EXERCISE BRIEF
Reproduce each line of the listing exactly.

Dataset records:
------------------------

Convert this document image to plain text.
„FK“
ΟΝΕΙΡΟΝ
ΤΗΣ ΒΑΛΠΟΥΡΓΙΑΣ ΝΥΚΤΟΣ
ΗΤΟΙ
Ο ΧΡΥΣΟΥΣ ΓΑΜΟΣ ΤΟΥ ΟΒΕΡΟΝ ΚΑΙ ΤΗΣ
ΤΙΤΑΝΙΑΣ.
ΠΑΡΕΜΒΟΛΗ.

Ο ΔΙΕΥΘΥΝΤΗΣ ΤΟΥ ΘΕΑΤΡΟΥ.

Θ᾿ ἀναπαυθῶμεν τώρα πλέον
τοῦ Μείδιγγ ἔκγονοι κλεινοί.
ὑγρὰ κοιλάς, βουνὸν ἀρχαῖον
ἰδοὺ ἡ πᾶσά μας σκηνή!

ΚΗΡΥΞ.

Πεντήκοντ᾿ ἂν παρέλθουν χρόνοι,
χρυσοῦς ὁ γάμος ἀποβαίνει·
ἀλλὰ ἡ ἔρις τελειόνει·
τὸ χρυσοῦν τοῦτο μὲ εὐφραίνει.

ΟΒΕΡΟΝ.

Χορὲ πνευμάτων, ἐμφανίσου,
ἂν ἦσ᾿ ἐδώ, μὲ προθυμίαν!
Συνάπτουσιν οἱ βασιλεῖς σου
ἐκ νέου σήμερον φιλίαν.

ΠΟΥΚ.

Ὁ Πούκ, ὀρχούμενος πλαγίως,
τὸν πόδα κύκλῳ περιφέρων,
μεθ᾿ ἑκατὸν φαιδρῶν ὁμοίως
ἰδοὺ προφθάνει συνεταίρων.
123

------------------------

RESULT
Convert this document image to plain text.
„FK“
ΟΝΕΙΡΟΝ
ΤΗΣ ΒΑΛΠΟΥΡΓΙΑΣ ΝΥΚΤΟΣ
ΗΤΟΙ
Ο ΧΡΥΣΟΥΣ ΓΑΜΟΣ ΤΟΥ ΟΒΕΡΟΝ ΚΑΙ ΤΗΣ
ΤΙΤΑΝΙΑΣ.
ΠΑΡΕΜΒΟΛΗ.

Ο ΔΙΕΥΘΥΝΤΗΣ ΤΟΥ ΘΕΑΤΡΟΥ.

Θ᾿ ἀναπαυθῶμεν τώρα πλέον
τοῦ Μείδιγγ ἔκγονοι κλεινοί.
ὑγρὰ κοιλάς, βουνὸν ἀρχαῖον
ἰδοὺ ἡ πᾶσά μας σκηνή!

ΚΗΡΥΞ.

Πεντήκοντ᾿ ἂν παρέλθουν χρόνοι,
χρυσοῦς ὁ γάμος ἀποβαίνει·
ἀλλὰ ἡ ἔρις τελειόνει·
τὸ χρυσοῦν τοῦτο μὲ εὐφραίνει.

ΟΒΕΡΟΝ.

Χορὲ πνευμάτων, ἐμφανίσου,
ἂν ἦσ᾿ ἐδώ, μὲ προθυμίαν!
Συνάπτουσιν οἱ βασιλεῖς σου
ἐκ νέου σήμερον φιλίαν.

ΠΟΥΚ.

Ὁ Πούκ, ὀρχούμενος πλαγίως,
τὸν πόδα κύκλῳ περιφέρων,
μεθ᾿ ἑκατὸν φαιδρῶν ὁμοίως
ἰδοὺ προφθάνει συνεταίρων.
123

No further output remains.